- EXERCISE -
Below is a block of records; return all of them exactly, but without the images.

- LISTED RECORDS -
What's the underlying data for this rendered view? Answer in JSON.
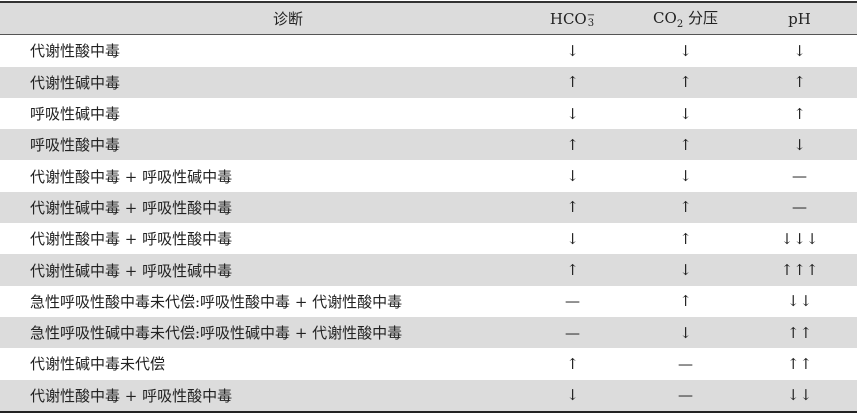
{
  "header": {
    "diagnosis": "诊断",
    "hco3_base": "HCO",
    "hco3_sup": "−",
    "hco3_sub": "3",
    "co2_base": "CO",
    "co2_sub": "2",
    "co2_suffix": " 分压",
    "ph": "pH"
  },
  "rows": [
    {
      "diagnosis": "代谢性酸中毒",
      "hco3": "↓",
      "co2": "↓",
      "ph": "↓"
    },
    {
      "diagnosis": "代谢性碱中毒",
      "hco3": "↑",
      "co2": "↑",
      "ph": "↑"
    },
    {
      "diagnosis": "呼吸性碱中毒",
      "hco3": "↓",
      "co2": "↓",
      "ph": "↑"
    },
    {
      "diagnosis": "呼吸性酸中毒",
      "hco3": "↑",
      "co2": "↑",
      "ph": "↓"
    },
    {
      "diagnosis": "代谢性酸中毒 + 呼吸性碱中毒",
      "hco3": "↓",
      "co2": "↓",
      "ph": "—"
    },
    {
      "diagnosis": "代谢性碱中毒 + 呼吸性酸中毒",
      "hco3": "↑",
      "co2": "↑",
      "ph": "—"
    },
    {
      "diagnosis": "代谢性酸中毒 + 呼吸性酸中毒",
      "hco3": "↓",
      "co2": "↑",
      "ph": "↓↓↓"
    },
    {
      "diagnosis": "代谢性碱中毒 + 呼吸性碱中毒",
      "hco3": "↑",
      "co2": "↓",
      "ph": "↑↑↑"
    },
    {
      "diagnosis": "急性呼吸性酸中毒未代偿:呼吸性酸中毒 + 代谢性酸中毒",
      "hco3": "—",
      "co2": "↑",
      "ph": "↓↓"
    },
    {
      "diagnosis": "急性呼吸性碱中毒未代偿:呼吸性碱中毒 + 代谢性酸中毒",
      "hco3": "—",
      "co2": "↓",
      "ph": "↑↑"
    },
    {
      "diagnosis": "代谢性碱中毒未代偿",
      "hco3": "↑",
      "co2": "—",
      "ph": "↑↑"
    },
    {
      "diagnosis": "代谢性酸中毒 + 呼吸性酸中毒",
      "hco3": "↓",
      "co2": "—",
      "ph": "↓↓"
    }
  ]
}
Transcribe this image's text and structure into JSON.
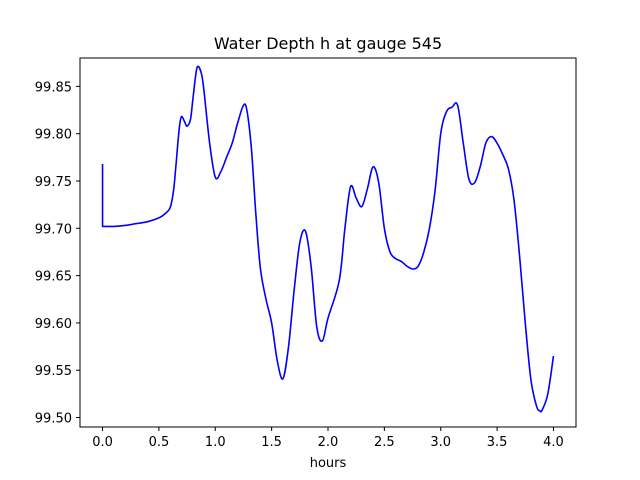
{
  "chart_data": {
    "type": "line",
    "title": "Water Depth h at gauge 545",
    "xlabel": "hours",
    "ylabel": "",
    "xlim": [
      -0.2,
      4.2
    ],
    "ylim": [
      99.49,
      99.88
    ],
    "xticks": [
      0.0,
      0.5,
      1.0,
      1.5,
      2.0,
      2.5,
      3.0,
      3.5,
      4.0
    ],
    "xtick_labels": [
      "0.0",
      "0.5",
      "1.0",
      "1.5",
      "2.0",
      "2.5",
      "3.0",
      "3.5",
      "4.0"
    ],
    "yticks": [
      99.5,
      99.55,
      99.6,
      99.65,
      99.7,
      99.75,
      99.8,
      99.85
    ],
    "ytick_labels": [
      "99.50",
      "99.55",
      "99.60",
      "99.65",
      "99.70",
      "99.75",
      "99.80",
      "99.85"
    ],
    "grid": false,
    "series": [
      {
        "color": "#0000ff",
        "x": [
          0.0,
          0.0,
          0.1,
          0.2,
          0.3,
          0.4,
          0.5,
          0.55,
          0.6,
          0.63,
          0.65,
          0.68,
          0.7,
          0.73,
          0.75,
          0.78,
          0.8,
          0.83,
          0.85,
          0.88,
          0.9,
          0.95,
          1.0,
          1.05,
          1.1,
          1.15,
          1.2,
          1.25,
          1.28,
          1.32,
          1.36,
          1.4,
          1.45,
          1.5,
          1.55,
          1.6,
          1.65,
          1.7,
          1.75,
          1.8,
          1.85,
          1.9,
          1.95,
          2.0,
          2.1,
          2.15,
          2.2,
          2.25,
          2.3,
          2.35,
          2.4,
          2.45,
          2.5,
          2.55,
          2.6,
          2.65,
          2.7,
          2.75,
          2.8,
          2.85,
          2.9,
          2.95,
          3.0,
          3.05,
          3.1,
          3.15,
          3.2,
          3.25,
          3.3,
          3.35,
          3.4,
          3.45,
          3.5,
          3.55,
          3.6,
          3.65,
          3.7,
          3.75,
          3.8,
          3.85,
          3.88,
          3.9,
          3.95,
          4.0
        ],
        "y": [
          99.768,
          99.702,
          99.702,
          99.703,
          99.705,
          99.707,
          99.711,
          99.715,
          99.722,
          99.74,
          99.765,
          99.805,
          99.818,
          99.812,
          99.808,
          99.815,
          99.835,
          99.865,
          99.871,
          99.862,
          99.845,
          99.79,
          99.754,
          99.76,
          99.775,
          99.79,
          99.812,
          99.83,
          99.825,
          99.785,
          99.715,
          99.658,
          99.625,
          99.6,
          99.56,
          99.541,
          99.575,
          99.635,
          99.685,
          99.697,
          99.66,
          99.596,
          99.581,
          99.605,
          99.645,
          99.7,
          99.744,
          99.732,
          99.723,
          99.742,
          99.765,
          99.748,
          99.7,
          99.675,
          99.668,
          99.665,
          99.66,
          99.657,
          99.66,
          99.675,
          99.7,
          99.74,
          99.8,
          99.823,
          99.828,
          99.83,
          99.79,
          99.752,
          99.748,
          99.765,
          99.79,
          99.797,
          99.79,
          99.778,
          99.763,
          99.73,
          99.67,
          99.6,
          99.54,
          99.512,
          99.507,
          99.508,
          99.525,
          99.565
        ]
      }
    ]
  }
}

- FULL RESPONSE -
What's the underlying data for this rendered view? Answer in JSON.
{
  "header": {
    "diagnosis": "诊断",
    "hco3_base": "HCO",
    "hco3_sup": "−",
    "hco3_sub": "3",
    "co2_base": "CO",
    "co2_sub": "2",
    "co2_suffix": " 分压",
    "ph": "pH"
  },
  "rows": [
    {
      "diagnosis": "代谢性酸中毒",
      "hco3": "↓",
      "co2": "↓",
      "ph": "↓"
    },
    {
      "diagnosis": "代谢性碱中毒",
      "hco3": "↑",
      "co2": "↑",
      "ph": "↑"
    },
    {
      "diagnosis": "呼吸性碱中毒",
      "hco3": "↓",
      "co2": "↓",
      "ph": "↑"
    },
    {
      "diagnosis": "呼吸性酸中毒",
      "hco3": "↑",
      "co2": "↑",
      "ph": "↓"
    },
    {
      "diagnosis": "代谢性酸中毒 + 呼吸性碱中毒",
      "hco3": "↓",
      "co2": "↓",
      "ph": "—"
    },
    {
      "diagnosis": "代谢性碱中毒 + 呼吸性酸中毒",
      "hco3": "↑",
      "co2": "↑",
      "ph": "—"
    },
    {
      "diagnosis": "代谢性酸中毒 + 呼吸性酸中毒",
      "hco3": "↓",
      "co2": "↑",
      "ph": "↓↓↓"
    },
    {
      "diagnosis": "代谢性碱中毒 + 呼吸性碱中毒",
      "hco3": "↑",
      "co2": "↓",
      "ph": "↑↑↑"
    },
    {
      "diagnosis": "急性呼吸性酸中毒未代偿:呼吸性酸中毒 + 代谢性酸中毒",
      "hco3": "—",
      "co2": "↑",
      "ph": "↓↓"
    },
    {
      "diagnosis": "急性呼吸性碱中毒未代偿:呼吸性碱中毒 + 代谢性酸中毒",
      "hco3": "—",
      "co2": "↓",
      "ph": "↑↑"
    },
    {
      "diagnosis": "代谢性碱中毒未代偿",
      "hco3": "↑",
      "co2": "—",
      "ph": "↑↑"
    },
    {
      "diagnosis": "代谢性酸中毒 + 呼吸性酸中毒",
      "hco3": "↓",
      "co2": "—",
      "ph": "↓↓"
    }
  ]
}
Transcribe this image's text and structure into JSON.
{
  "chart_data": {
    "type": "line",
    "title": "Water Depth h at gauge 545",
    "xlabel": "hours",
    "ylabel": "",
    "xlim": [
      -0.2,
      4.2
    ],
    "ylim": [
      99.49,
      99.88
    ],
    "xticks": [
      0.0,
      0.5,
      1.0,
      1.5,
      2.0,
      2.5,
      3.0,
      3.5,
      4.0
    ],
    "xtick_labels": [
      "0.0",
      "0.5",
      "1.0",
      "1.5",
      "2.0",
      "2.5",
      "3.0",
      "3.5",
      "4.0"
    ],
    "yticks": [
      99.5,
      99.55,
      99.6,
      99.65,
      99.7,
      99.75,
      99.8,
      99.85
    ],
    "ytick_labels": [
      "99.50",
      "99.55",
      "99.60",
      "99.65",
      "99.70",
      "99.75",
      "99.80",
      "99.85"
    ],
    "grid": false,
    "series": [
      {
        "color": "#0000ff",
        "x": [
          0.0,
          0.0,
          0.1,
          0.2,
          0.3,
          0.4,
          0.5,
          0.55,
          0.6,
          0.63,
          0.65,
          0.68,
          0.7,
          0.73,
          0.75,
          0.78,
          0.8,
          0.83,
          0.85,
          0.88,
          0.9,
          0.95,
          1.0,
          1.05,
          1.1,
          1.15,
          1.2,
          1.25,
          1.28,
          1.32,
          1.36,
          1.4,
          1.45,
          1.5,
          1.55,
          1.6,
          1.65,
          1.7,
          1.75,
          1.8,
          1.85,
          1.9,
          1.95,
          2.0,
          2.1,
          2.15,
          2.2,
          2.25,
          2.3,
          2.35,
          2.4,
          2.45,
          2.5,
          2.55,
          2.6,
          2.65,
          2.7,
          2.75,
          2.8,
          2.85,
          2.9,
          2.95,
          3.0,
          3.05,
          3.1,
          3.15,
          3.2,
          3.25,
          3.3,
          3.35,
          3.4,
          3.45,
          3.5,
          3.55,
          3.6,
          3.65,
          3.7,
          3.75,
          3.8,
          3.85,
          3.88,
          3.9,
          3.95,
          4.0
        ],
        "y": [
          99.768,
          99.702,
          99.702,
          99.703,
          99.705,
          99.707,
          99.711,
          99.715,
          99.722,
          99.74,
          99.765,
          99.805,
          99.818,
          99.812,
          99.808,
          99.815,
          99.835,
          99.865,
          99.871,
          99.862,
          99.845,
          99.79,
          99.754,
          99.76,
          99.775,
          99.79,
          99.812,
          99.83,
          99.825,
          99.785,
          99.715,
          99.658,
          99.625,
          99.6,
          99.56,
          99.541,
          99.575,
          99.635,
          99.685,
          99.697,
          99.66,
          99.596,
          99.581,
          99.605,
          99.645,
          99.7,
          99.744,
          99.732,
          99.723,
          99.742,
          99.765,
          99.748,
          99.7,
          99.675,
          99.668,
          99.665,
          99.66,
          99.657,
          99.66,
          99.675,
          99.7,
          99.74,
          99.8,
          99.823,
          99.828,
          99.83,
          99.79,
          99.752,
          99.748,
          99.765,
          99.79,
          99.797,
          99.79,
          99.778,
          99.763,
          99.73,
          99.67,
          99.6,
          99.54,
          99.512,
          99.507,
          99.508,
          99.525,
          99.565
        ]
      }
    ]
  }
}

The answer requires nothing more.